==== EXERCISE INPUTS ====

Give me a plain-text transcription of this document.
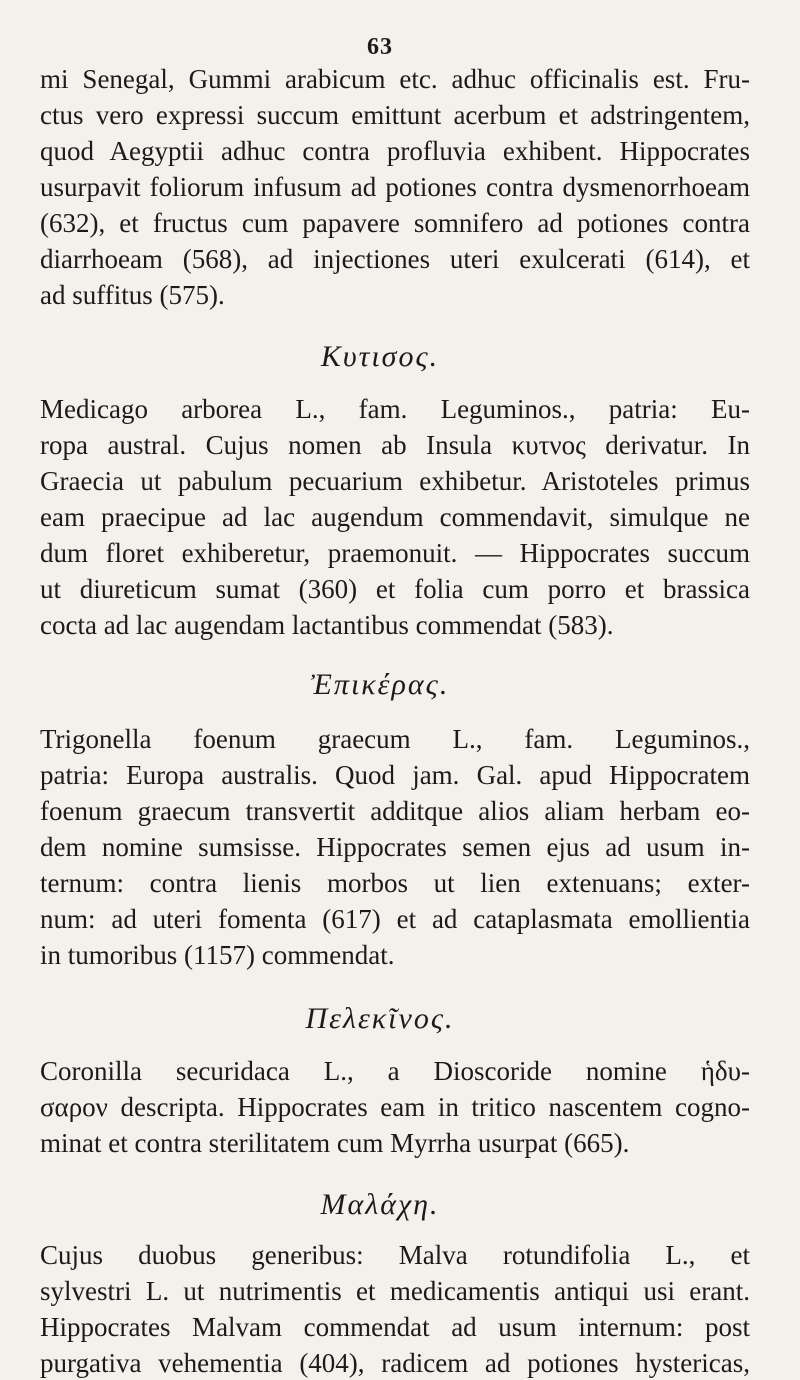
63
mi Senegal, Gummi arabicum etc. adhuc officinalis est. Fru-
ctus vero expressi succum emittunt acerbum et adstringentem,
quod Aegyptii adhuc contra profluvia exhibent. Hippocrates
usurpavit foliorum infusum ad potiones contra dysmenorrhoeam
(632), et fructus cum papavere somnifero ad potiones contra
diarrhoeam (568), ad injectiones uteri exulcerati (614), et
ad suffitus (575).
Κυτισος.
Medicago arborea L., fam. Leguminos., patria: Eu-
ropa austral. Cujus nomen ab Insula κυτνος derivatur. In
Graecia ut pabulum pecuarium exhibetur. Aristoteles primus
eam praecipue ad lac augendum commendavit, simulque ne
dum floret exhiberetur, praemonuit. — Hippocrates succum
ut diureticum sumat (360) et folia cum porro et brassica
cocta ad lac augendam lactantibus commendat (583).
Ἐπικέρας.
Trigonella foenum graecum L., fam. Leguminos.,
patria: Europa australis. Quod jam. Gal. apud Hippocratem
foenum graecum transvertit additque alios aliam herbam eo-
dem nomine sumsisse. Hippocrates semen ejus ad usum in-
ternum: contra lienis morbos ut lien extenuans; exter-
num: ad uteri fomenta (617) et ad cataplasmata emollientia
in tumoribus (1157) commendat.
Πελεκῖνος.
Coronilla securidaca L., a Dioscoride nomine ἡδυ-
σαρον descripta. Hippocrates eam in tritico nascentem cogno-
minat et contra sterilitatem cum Myrrha usurpat (665).
Μαλάχη.
Cujus duobus generibus: Malva rotundifolia L., et
sylvestri L. ut nutrimentis et medicamentis antiqui usi erant.
Hippocrates Malvam commendat ad usum internum: post
purgativa vehementia (404), radicem ad potiones hystericas,
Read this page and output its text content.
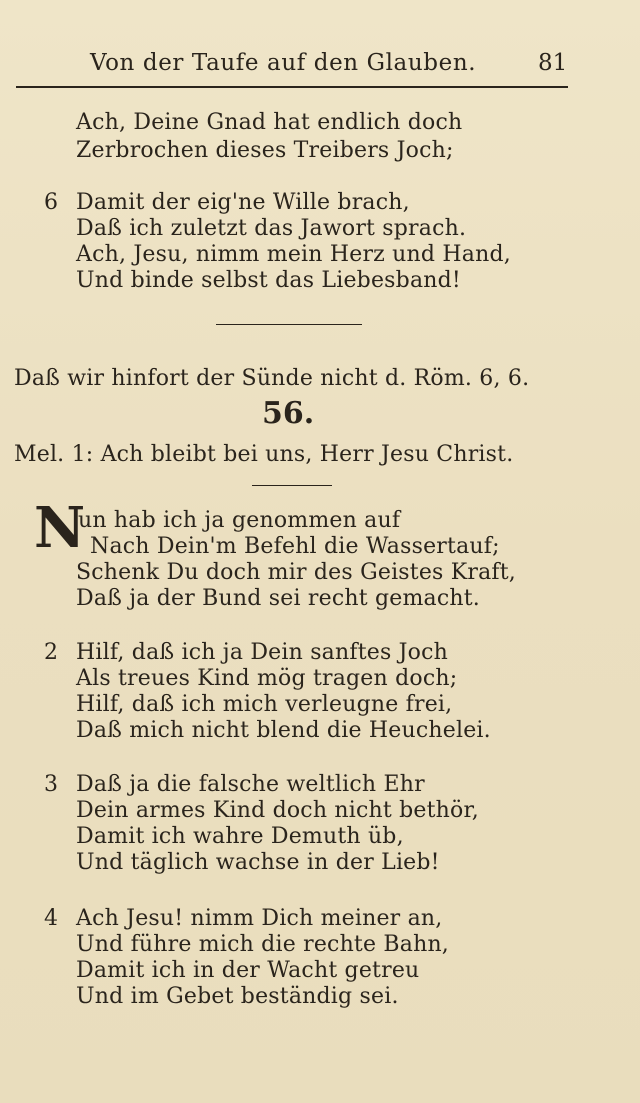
Von der Taufe auf den Glauben.	81
Ach, Deine Gnad hat endlich doch
Zerbrochen dieses Treibers Joch;
6 Damit der eig'ne Wille brach,
Daß ich zuletzt das Jawort sprach.
Ach, Jesu, nimm mein Herz und Hand,
Und binde selbst das Liebesband!
Daß wir hinfort der Sünde nicht d. Röm. 6, 6.
56.
Mel. 1: Ach bleibt bei uns, Herr Jesu Christ.
N
un hab ich ja genommen auf
Nach Dein'm Befehl die Wassertauf;
Schenk Du doch mir des Geistes Kraft,
Daß ja der Bund sei recht gemacht.
2 Hilf, daß ich ja Dein sanftes Joch
Als treues Kind mög tragen doch;
Hilf, daß ich mich verleugne frei,
Daß mich nicht blend die Heuchelei.
3 Daß ja die falsche weltlich Ehr
Dein armes Kind doch nicht bethör,
Damit ich wahre Demuth üb,
Und täglich wachse in der Lieb!
4 Ach Jesu! nimm Dich meiner an,
Und führe mich die rechte Bahn,
Damit ich in der Wacht getreu
Und im Gebet beständig sei.
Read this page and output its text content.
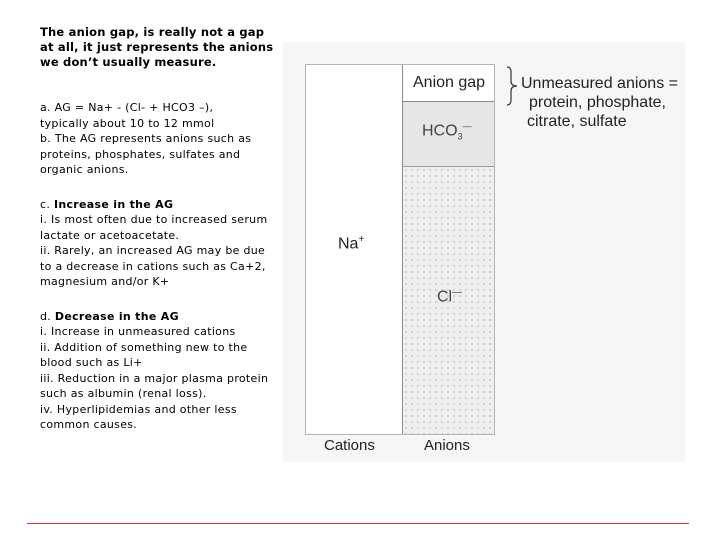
The anion gap, is really not a gap at all, it just represents the anions we don’t usually measure.
a. AG = Na+ - (Cl- + HCO3 –),
typically about 10 to 12 mmol
b. The AG represents anions such as proteins, phosphates, sulfates and organic anions.
c. Increase in the AG
i. Is most often due to increased serum lactate or acetoacetate.
ii. Rarely, an increased AG may be due to a decrease in cations such as Ca+2, magnesium and/or K+
d. Decrease in the AG
i. Increase in unmeasured cations
ii. Addition of something new to the blood such as Li+
iii. Reduction in a major plasma protein such as albumin (renal loss).
iv. Hyperlipidemias and other less common causes.
Anion gap
$HCO_3^—$
Na+
Cl—
Cations	Anions
Unmeasured anions =
protein, phosphate,
citrate, sulfate
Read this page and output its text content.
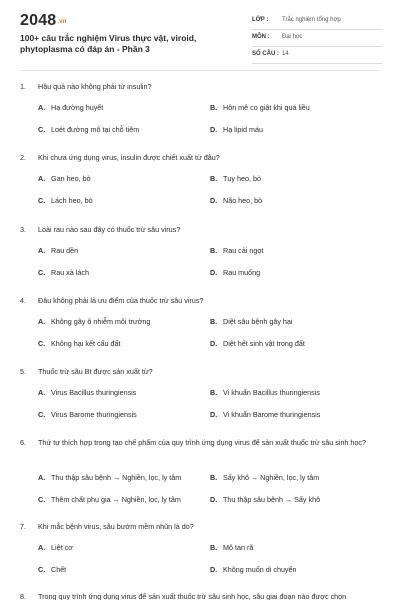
2048.vn
100+ câu trắc nghiệm Virus thực vật, viroid, phytoplasma có đáp án - Phần 3
LỚP : Trắc nghiệm tổng hợp
MÔN : Đại học
SỐ CÂU : 14
1. Hậu quả nào không phải từ insulin?
A. Hạ đường huyết	B. Hôn mê co giật khi quá liều
C. Loét đường mô tại chỗ tiêm	D. Hạ lipid máu
2. Khi chưa ứng dụng virus, insulin được chiết xuất từ đâu?
A. Gan heo, bò	B. Tụy heo, bò
C. Lách heo, bò	D. Não heo, bò
3. Loài rau nào sau đây có thuốc trừ sâu virus?
A. Rau dền	B. Rau cải ngọt
C. Rau xà lách	D. Rau muống
4. Đâu không phải là ưu điểm của thuốc trừ sâu virus?
A. Không gây ô nhiễm môi trường	B. Diệt sâu bệnh gây hại
C. Không hại kết cấu đất	D. Diệt hết sinh vật trong đất
5. Thuốc trừ sâu Bt được sản xuất từ?
A. Virus Bacillus thuringiensis	B. Vi khuẩn Bacillus thuringiensis
C. Virus Barome thuringiensis	D. Vi khuẩn Barome thuringiensis
6. Thứ tự thích hợp trong tạo chế phẩm của quy trình ứng dụng virus để sản xuất thuốc trừ sâu sinh học?
A. Thu thập sâu bệnh → Nghiền, lọc, ly tâm	B. Sấy khô → Nghiền, lọc, ly tâm
C. Thêm chất phụ gia → Nghiền, lọc, ly tâm	D. Thu thập sâu bệnh → Sấy khô
7. Khi mắc bệnh virus, sâu bướm mềm nhũn là do?
A. Liệt cơ	B. Mô tan rã
C. Chết	D. Không muốn di chuyển
8. Trong quy trình ứng dụng virus để sản xuất thuốc trừ sâu sinh học, sâu giai đoạn nào được chọn
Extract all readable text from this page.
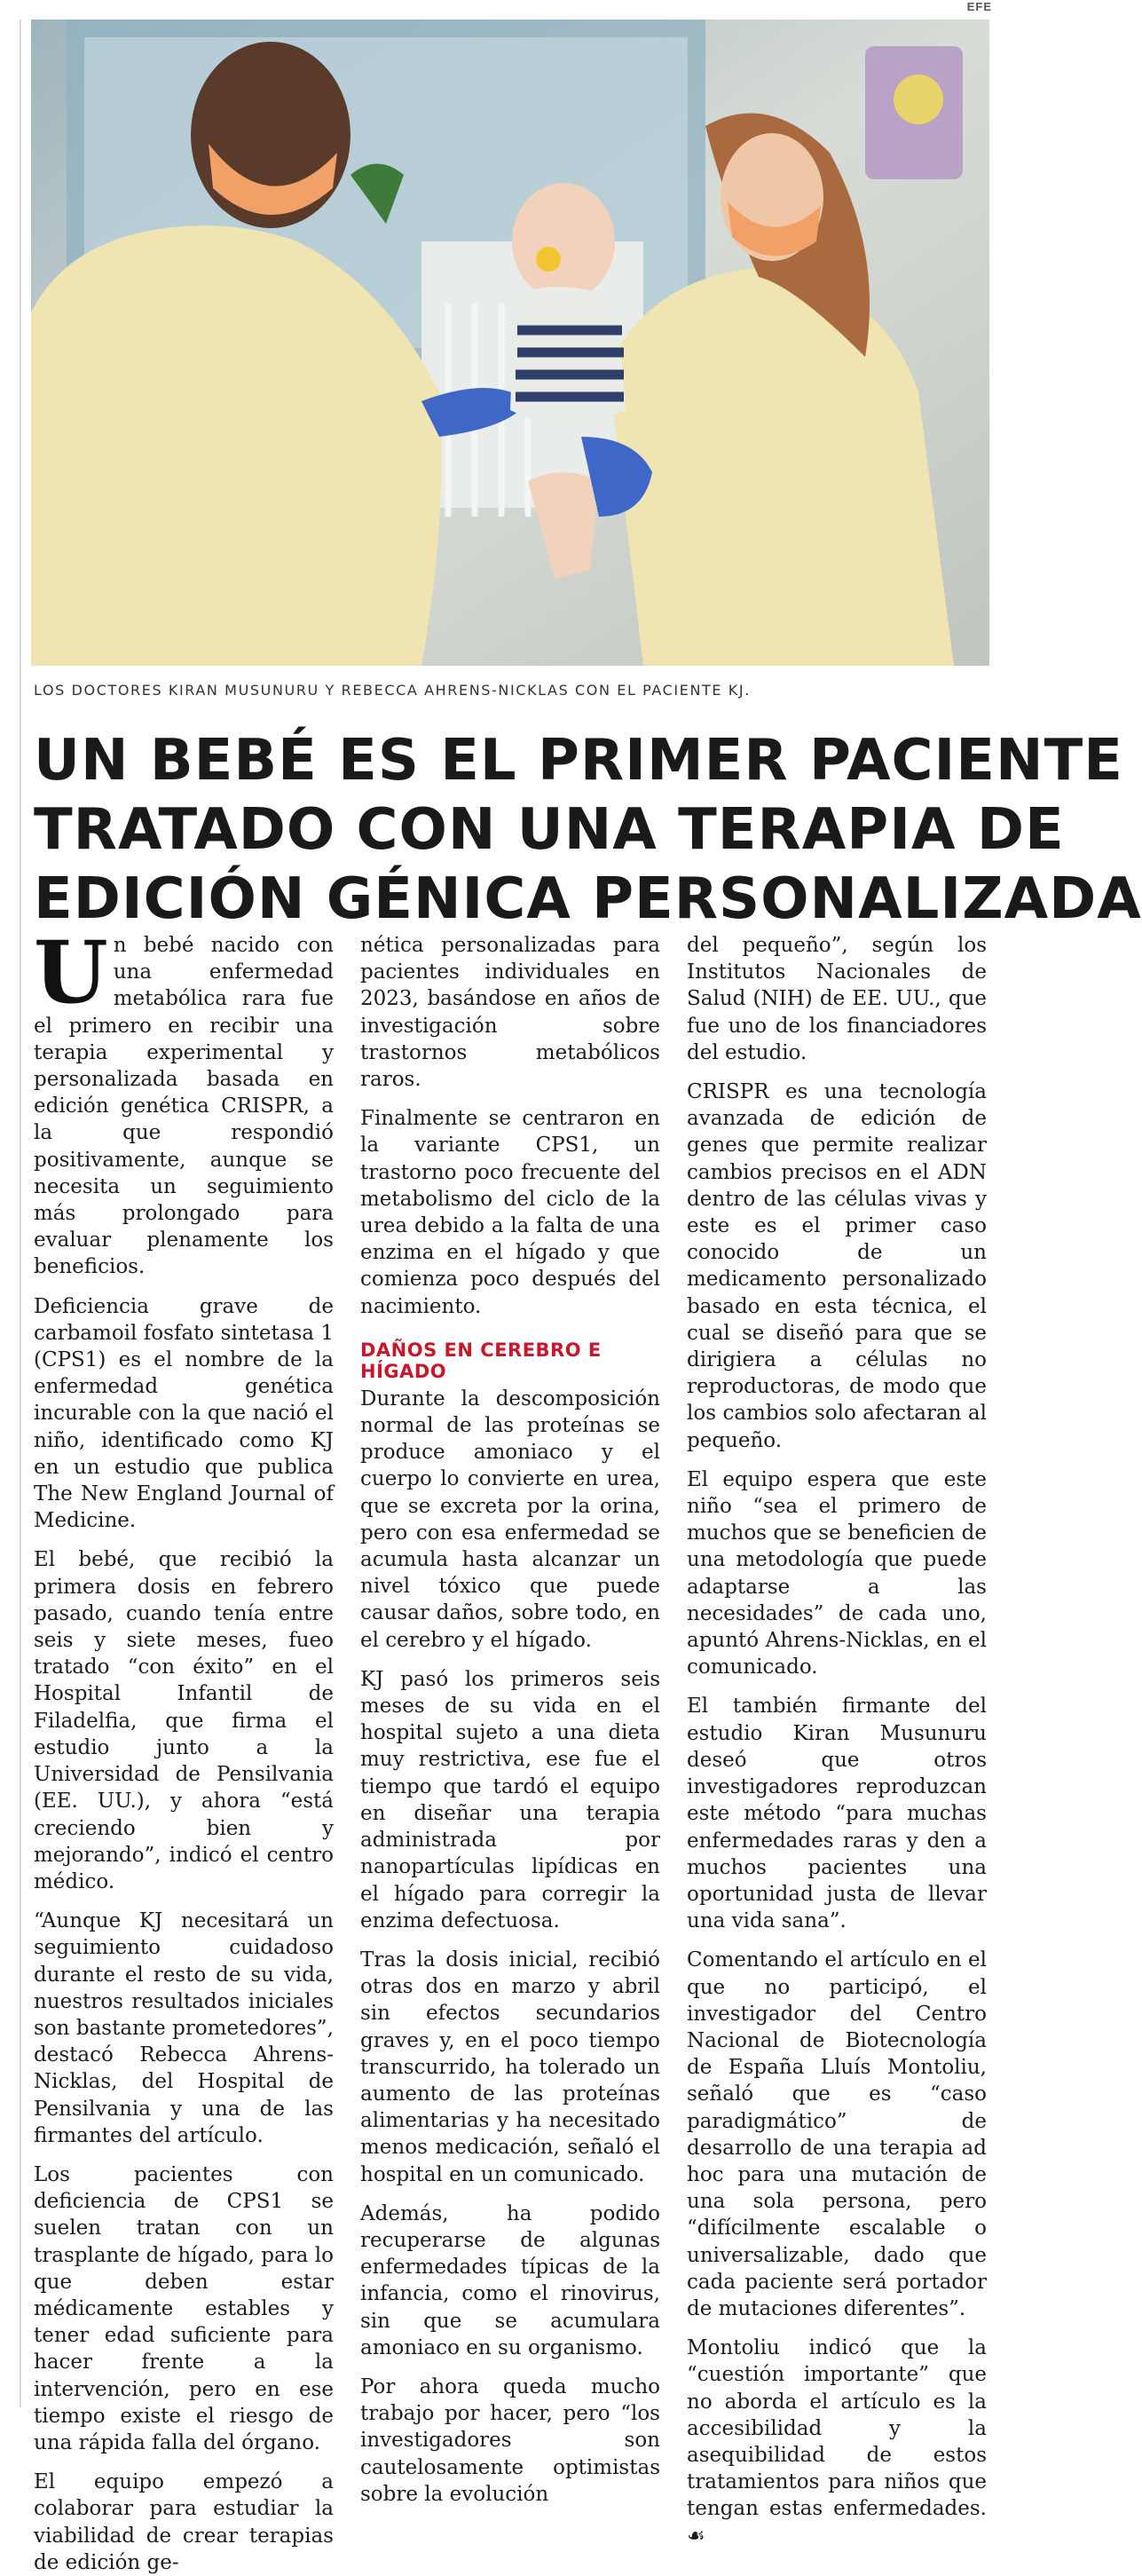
EFE
LOS DOCTORES KIRAN MUSUNURU Y REBECCA AHRENS-NICKLAS CON EL PACIENTE KJ.
UN BEBÉ ES EL PRIMER PACIENTE
TRATADO CON UNA TERAPIA DE
EDICIÓN GÉNICA PERSONALIZADA

Un bebé nacido con una enfermedad metabólica rara fue el primero en recibir una terapia experimental y personalizada basada en edición genética CRISPR, a la que respondió positivamente, aunque se necesita un seguimiento más prolongado para evaluar plenamente los beneficios.

Deficiencia grave de carbamoil fosfato sintetasa 1 (CPS1) es el nombre de la enfermedad genética incurable con la que nació el niño, identificado como KJ en un estudio que publica The New England Journal of Medicine.

El bebé, que recibió la primera dosis en febrero pasado, cuando tenía entre seis y siete meses, fueo tratado “con éxito” en el Hospital Infantil de Filadelfia, que firma el estudio junto a la Universidad de Pensilvania (EE. UU.), y ahora “está creciendo bien y mejorando”, indicó el centro médico.

“Aunque KJ necesitará un seguimiento cuidadoso durante el resto de su vida, nuestros resultados iniciales son bastante prometedores”, destacó Rebecca Ahrens-Nicklas, del Hospital de Pensilvania y una de las firmantes del artículo.

Los pacientes con deficiencia de CPS1 se suelen tratan con un trasplante de hígado, para lo que deben estar médicamente estables y tener edad suficiente para hacer frente a la intervención, pero en ese tiempo existe el riesgo de una rápida falla del órgano.

El equipo empezó a colaborar para estudiar la viabilidad de crear terapias de edición ge-

nética personalizadas para pacientes individuales en 2023, basándose en años de investigación sobre trastornos metabólicos raros.

Finalmente se centraron en la variante CPS1, un trastorno poco frecuente del metabolismo del ciclo de la urea debido a la falta de una enzima en el hígado y que comienza poco después del nacimiento.

DAÑOS EN CEREBRO E HÍGADO

Durante la descomposición normal de las proteínas se produce amoniaco y el cuerpo lo convierte en urea, que se excreta por la orina, pero con esa enfermedad se acumula hasta alcanzar un nivel tóxico que puede causar daños, sobre todo, en el cerebro y el hígado.

KJ pasó los primeros seis meses de su vida en el hospital sujeto a una dieta muy restrictiva, ese fue el tiempo que tardó el equipo en diseñar una terapia administrada por nanopartículas lipídicas en el hígado para corregir la enzima defectuosa.

Tras la dosis inicial, recibió otras dos en marzo y abril sin efectos secundarios graves y, en el poco tiempo transcurrido, ha tolerado un aumento de las proteínas alimentarias y ha necesitado menos medicación, señaló el hospital en un comunicado.

Además, ha podido recuperarse de algunas enfermedades típicas de la infancia, como el rinovirus, sin que se acumulara amoniaco en su organismo.

Por ahora queda mucho trabajo por hacer, pero “los investigadores son cautelosamente optimistas sobre la evolución

del pequeño”, según los Institutos Nacionales de Salud (NIH) de EE. UU., que fue uno de los financiadores del estudio.

CRISPR es una tecnología avanzada de edición de genes que permite realizar cambios precisos en el ADN dentro de las células vivas y este es el primer caso conocido de un medicamento personalizado basado en esta técnica, el cual se diseñó para que se dirigiera a células no reproductoras, de modo que los cambios solo afectaran al pequeño.

El equipo espera que este niño “sea el primero de muchos que se beneficien de una metodología que puede adaptarse a las necesidades” de cada uno, apuntó Ahrens-Nicklas, en el comunicado.

El también firmante del estudio Kiran Musunuru deseó que otros investigadores reproduzcan este método “para muchas enfermedades raras y den a muchos pacientes una oportunidad justa de llevar una vida sana”.

Comentando el artículo en el que no participó, el investigador del Centro Nacional de Biotecnología de España Lluís Montoliu, señaló que es “caso paradigmático” de desarrollo de una terapia ad hoc para una mutación de una sola persona, pero “difícilmente escalable o universalizable, dado que cada paciente será portador de mutaciones diferentes”.

Montoliu indicó que la “cuestión importante” que no aborda el artículo es la accesibilidad y la asequibilidad de estos tratamientos para niños que tengan estas enfermedades. ☙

====

[PROBLEM STATEMENT]
Return each line in the records that holds the string "xuất".

[RESPONSE]
2. Khi chưa ứng dụng virus, insulin được chiết xuất từ đâu?
5. Thuốc trừ sâu Bt được sản xuất từ?
6. Thứ tự thích hợp trong tạo chế phẩm của quy trình ứng dụng virus để sản xuất thuốc trừ sâu sinh học?
8. Trong quy trình ứng dụng virus để sản xuất thuốc trừ sâu sinh học, sâu giai đoạn nào được chọn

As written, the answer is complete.